== Records for this task

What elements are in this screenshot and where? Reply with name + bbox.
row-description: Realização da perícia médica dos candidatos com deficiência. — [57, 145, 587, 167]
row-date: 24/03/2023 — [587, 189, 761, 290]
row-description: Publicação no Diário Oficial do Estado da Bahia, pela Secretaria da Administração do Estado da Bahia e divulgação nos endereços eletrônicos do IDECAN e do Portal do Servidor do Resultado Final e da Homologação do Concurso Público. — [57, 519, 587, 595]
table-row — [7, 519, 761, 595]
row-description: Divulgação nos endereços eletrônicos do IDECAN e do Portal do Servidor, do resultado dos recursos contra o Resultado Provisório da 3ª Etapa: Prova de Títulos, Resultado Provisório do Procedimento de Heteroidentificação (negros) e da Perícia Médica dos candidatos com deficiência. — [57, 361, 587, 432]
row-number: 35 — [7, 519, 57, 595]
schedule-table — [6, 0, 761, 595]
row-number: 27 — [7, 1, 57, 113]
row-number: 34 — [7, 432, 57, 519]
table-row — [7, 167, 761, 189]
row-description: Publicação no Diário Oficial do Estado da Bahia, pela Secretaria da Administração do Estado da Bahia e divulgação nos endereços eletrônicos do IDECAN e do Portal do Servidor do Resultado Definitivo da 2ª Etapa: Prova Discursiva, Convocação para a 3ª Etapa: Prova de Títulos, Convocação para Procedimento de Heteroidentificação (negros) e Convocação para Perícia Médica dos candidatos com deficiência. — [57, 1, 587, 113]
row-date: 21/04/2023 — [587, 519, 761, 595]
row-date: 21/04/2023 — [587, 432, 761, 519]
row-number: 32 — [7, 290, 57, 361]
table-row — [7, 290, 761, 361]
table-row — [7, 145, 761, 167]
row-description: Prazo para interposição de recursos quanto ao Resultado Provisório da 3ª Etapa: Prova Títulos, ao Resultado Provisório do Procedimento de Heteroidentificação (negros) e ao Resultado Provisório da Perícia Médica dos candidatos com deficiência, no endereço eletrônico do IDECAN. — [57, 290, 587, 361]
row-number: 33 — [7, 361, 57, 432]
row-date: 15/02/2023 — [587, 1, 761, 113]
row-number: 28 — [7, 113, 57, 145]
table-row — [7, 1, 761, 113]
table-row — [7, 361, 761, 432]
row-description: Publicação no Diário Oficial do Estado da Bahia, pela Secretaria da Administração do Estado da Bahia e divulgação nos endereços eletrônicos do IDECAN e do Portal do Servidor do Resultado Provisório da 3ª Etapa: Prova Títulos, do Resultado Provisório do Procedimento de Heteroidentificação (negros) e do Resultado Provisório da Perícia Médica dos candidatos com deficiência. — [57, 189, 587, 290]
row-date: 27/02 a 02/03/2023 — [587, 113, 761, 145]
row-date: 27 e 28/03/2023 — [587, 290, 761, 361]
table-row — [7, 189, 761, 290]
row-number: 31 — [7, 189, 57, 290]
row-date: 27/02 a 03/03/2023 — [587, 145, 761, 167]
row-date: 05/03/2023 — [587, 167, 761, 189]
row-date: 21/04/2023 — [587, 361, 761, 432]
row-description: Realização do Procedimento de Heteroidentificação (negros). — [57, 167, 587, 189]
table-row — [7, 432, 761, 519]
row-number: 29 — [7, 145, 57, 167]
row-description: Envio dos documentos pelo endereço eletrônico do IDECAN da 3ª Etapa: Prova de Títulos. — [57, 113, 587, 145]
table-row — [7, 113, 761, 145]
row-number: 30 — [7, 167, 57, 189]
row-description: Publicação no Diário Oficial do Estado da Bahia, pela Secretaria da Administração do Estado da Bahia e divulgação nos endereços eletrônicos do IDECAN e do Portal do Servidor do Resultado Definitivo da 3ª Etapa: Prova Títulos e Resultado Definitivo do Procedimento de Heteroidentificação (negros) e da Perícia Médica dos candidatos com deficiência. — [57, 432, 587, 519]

====

§ The task: Rename each "row-date" in the items above to "row-period", and write the items out again with nothing else altered.

§ Response to this exercise:
What elements are in this screenshot and where? Reply with name + bbox.
row-description: Realização da perícia médica dos candidatos com deficiência. — [57, 145, 587, 167]
row-period: 24/03/2023 — [587, 189, 761, 290]
row-description: Publicação no Diário Oficial do Estado da Bahia, pela Secretaria da Administração do Estado da Bahia e divulgação nos endereços eletrônicos do IDECAN e do Portal do Servidor do Resultado Final e da Homologação do Concurso Público. — [57, 519, 587, 595]
table-row — [7, 519, 761, 595]
row-description: Divulgação nos endereços eletrônicos do IDECAN e do Portal do Servidor, do resultado dos recursos contra o Resultado Provisório da 3ª Etapa: Prova de Títulos, Resultado Provisório do Procedimento de Heteroidentificação (negros) e da Perícia Médica dos candidatos com deficiência. — [57, 361, 587, 432]
row-number: 35 — [7, 519, 57, 595]
schedule-table — [6, 0, 761, 595]
row-number: 27 — [7, 1, 57, 113]
row-number: 34 — [7, 432, 57, 519]
table-row — [7, 167, 761, 189]
row-description: Publicação no Diário Oficial do Estado da Bahia, pela Secretaria da Administração do Estado da Bahia e divulgação nos endereços eletrônicos do IDECAN e do Portal do Servidor do Resultado Definitivo da 2ª Etapa: Prova Discursiva, Convocação para a 3ª Etapa: Prova de Títulos, Convocação para Procedimento de Heteroidentificação (negros) e Convocação para Perícia Médica dos candidatos com deficiência. — [57, 1, 587, 113]
row-period: 21/04/2023 — [587, 519, 761, 595]
row-period: 21/04/2023 — [587, 432, 761, 519]
row-number: 32 — [7, 290, 57, 361]
table-row — [7, 290, 761, 361]
table-row — [7, 145, 761, 167]
row-description: Prazo para interposição de recursos quanto ao Resultado Provisório da 3ª Etapa: Prova Títulos, ao Resultado Provisório do Procedimento de Heteroidentificação (negros) e ao Resultado Provisório da Perícia Médica dos candidatos com deficiência, no endereço eletrônico do IDECAN. — [57, 290, 587, 361]
row-number: 33 — [7, 361, 57, 432]
row-period: 15/02/2023 — [587, 1, 761, 113]
row-number: 28 — [7, 113, 57, 145]
table-row — [7, 1, 761, 113]
table-row — [7, 361, 761, 432]
row-description: Publicação no Diário Oficial do Estado da Bahia, pela Secretaria da Administração do Estado da Bahia e divulgação nos endereços eletrônicos do IDECAN e do Portal do Servidor do Resultado Provisório da 3ª Etapa: Prova Títulos, do Resultado Provisório do Procedimento de Heteroidentificação (negros) e do Resultado Provisório da Perícia Médica dos candidatos com deficiência. — [57, 189, 587, 290]
row-period: 27/02 a 02/03/2023 — [587, 113, 761, 145]
row-period: 27 e 28/03/2023 — [587, 290, 761, 361]
table-row — [7, 189, 761, 290]
row-number: 31 — [7, 189, 57, 290]
row-period: 27/02 a 03/03/2023 — [587, 145, 761, 167]
row-period: 05/03/2023 — [587, 167, 761, 189]
row-period: 21/04/2023 — [587, 361, 761, 432]
row-description: Realização do Procedimento de Heteroidentificação (negros). — [57, 167, 587, 189]
table-row — [7, 432, 761, 519]
row-number: 29 — [7, 145, 57, 167]
row-description: Envio dos documentos pelo endereço eletrônico do IDECAN da 3ª Etapa: Prova de Títulos. — [57, 113, 587, 145]
table-row — [7, 113, 761, 145]
row-number: 30 — [7, 167, 57, 189]
row-description: Publicação no Diário Oficial do Estado da Bahia, pela Secretaria da Administração do Estado da Bahia e divulgação nos endereços eletrônicos do IDECAN e do Portal do Servidor do Resultado Definitivo da 3ª Etapa: Prova Títulos e Resultado Definitivo do Procedimento de Heteroidentificação (negros) e da Perícia Médica dos candidatos com deficiência. — [57, 432, 587, 519]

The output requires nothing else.